▶ **Stated goal**:
Set out every line bearing the string "Размер".

● ● ● ● ● ● ●

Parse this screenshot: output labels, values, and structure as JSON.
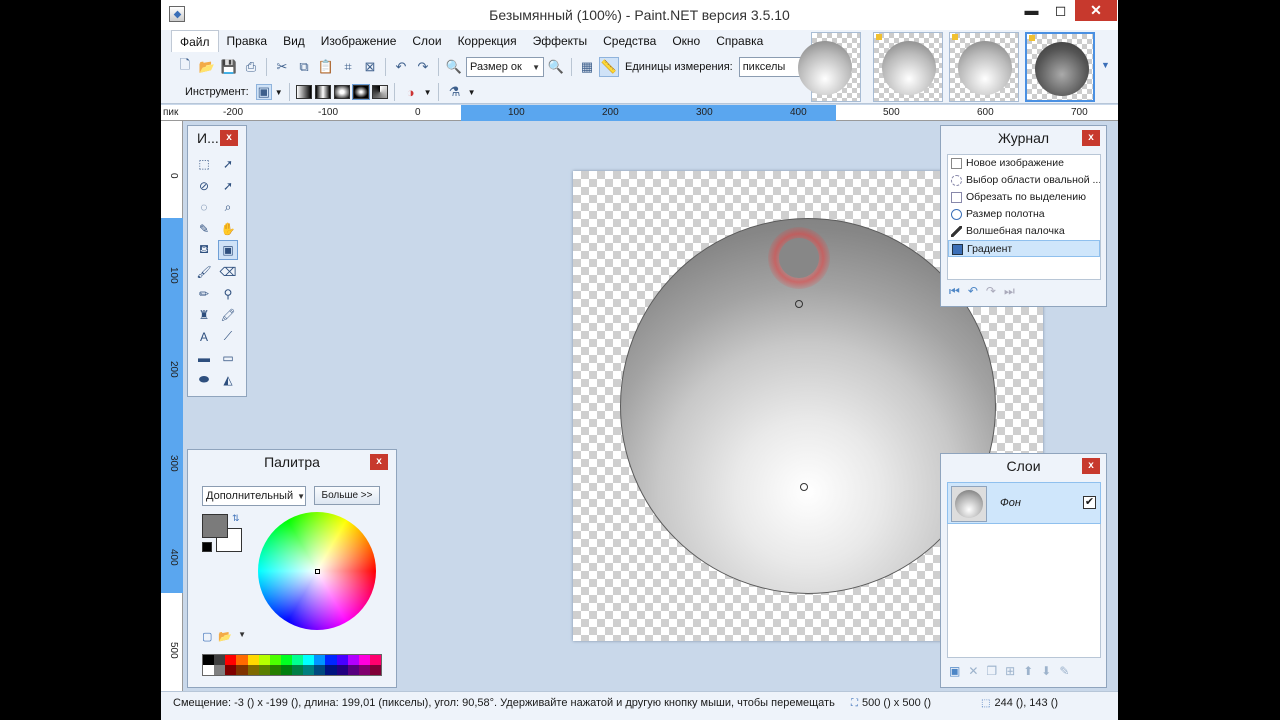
{
  "window": {
    "title": "Безымянный (100%) - Paint.NET версия 3.5.10",
    "min": "▬",
    "max": "◻",
    "close": "✕"
  },
  "menu": [
    "Файл",
    "Правка",
    "Вид",
    "Изображение",
    "Слои",
    "Коррекция",
    "Эффекты",
    "Средства",
    "Окно",
    "Справка"
  ],
  "toolbar": {
    "zoom_combo": "Размер ок",
    "units_label": "Единицы измерения:",
    "units_value": "пикселы",
    "tool_label": "Инструмент:"
  },
  "rulers": {
    "unit": "пик",
    "h_labels": [
      "-200",
      "-100",
      "0",
      "100",
      "200",
      "300",
      "400",
      "500",
      "600",
      "700"
    ],
    "v_labels": [
      "0",
      "100",
      "200",
      "300",
      "400",
      "500"
    ]
  },
  "tools_panel": {
    "title": "И..."
  },
  "history": {
    "title": "Журнал",
    "items": [
      "Новое изображение",
      "Выбор области овальной ...",
      "Обрезать по выделению",
      "Размер полотна",
      "Волшебная палочка",
      "Градиент"
    ],
    "selected_index": 5
  },
  "layers": {
    "title": "Слои",
    "items": [
      {
        "name": "Фон",
        "visible": true
      }
    ]
  },
  "palette": {
    "title": "Палитра",
    "mode": "Дополнительный",
    "more_button": "Больше >>",
    "primary_color": "#7b7b7b",
    "secondary_color": "#ffffff",
    "swatches_top": [
      "#000000",
      "#404040",
      "#ff0000",
      "#ff6a00",
      "#ffd800",
      "#b6ff00",
      "#4cff00",
      "#00ff21",
      "#00ff90",
      "#00ffff",
      "#0094ff",
      "#0026ff",
      "#4800ff",
      "#b200ff",
      "#ff00dc",
      "#ff006e"
    ],
    "swatches_bottom": [
      "#ffffff",
      "#808080",
      "#7f0000",
      "#7f3300",
      "#7f6a00",
      "#5b7f00",
      "#267f00",
      "#007f0e",
      "#007f46",
      "#007f7f",
      "#004a7f",
      "#00137f",
      "#21007f",
      "#57007f",
      "#7f006e",
      "#7f0037"
    ]
  },
  "status": {
    "message": "Смещение: -3 () х -199 (), длина: 199,01 (пикселы), угол: 90,58°. Удерживайте нажатой и другую кнопку мыши, чтобы перемещать",
    "image_size": "500 () x 500 ()",
    "cursor_pos": "244 (), 143 ()"
  }
}
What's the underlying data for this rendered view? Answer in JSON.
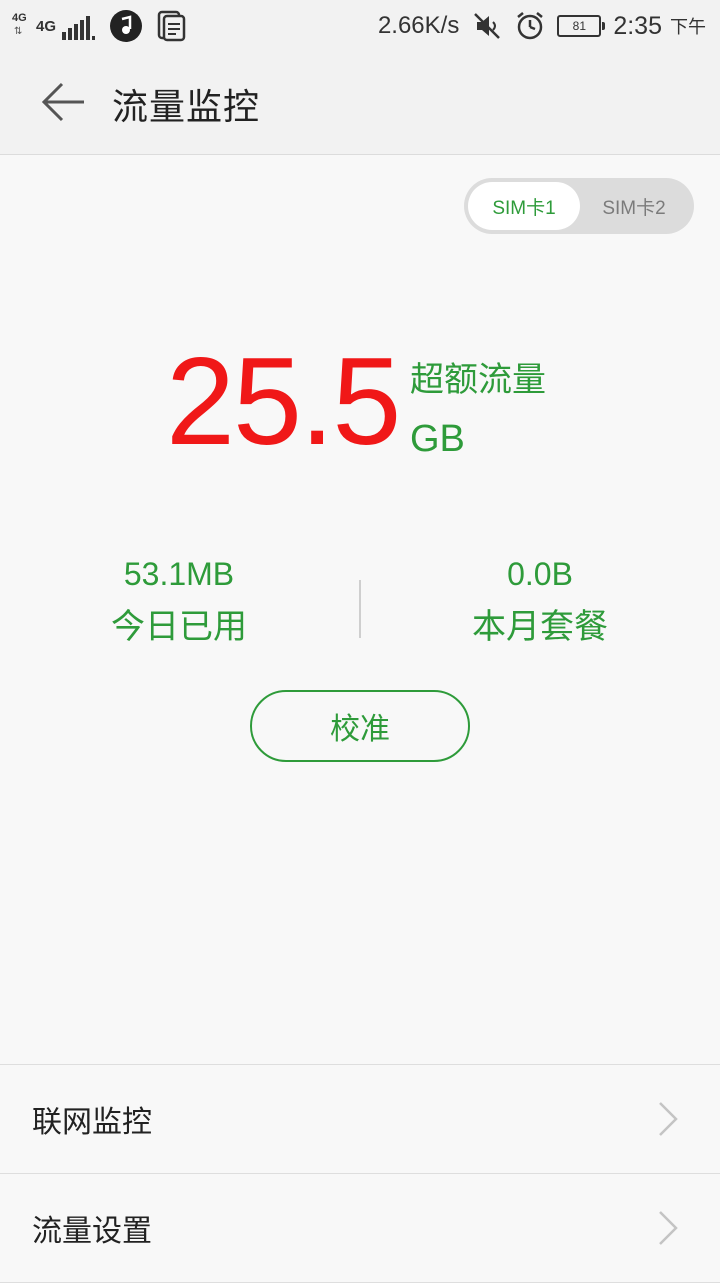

● ● ● ● ● ● ●

▶ **The reply**:
    "zoom_combo": "Размер ок",
      "Размер полотна",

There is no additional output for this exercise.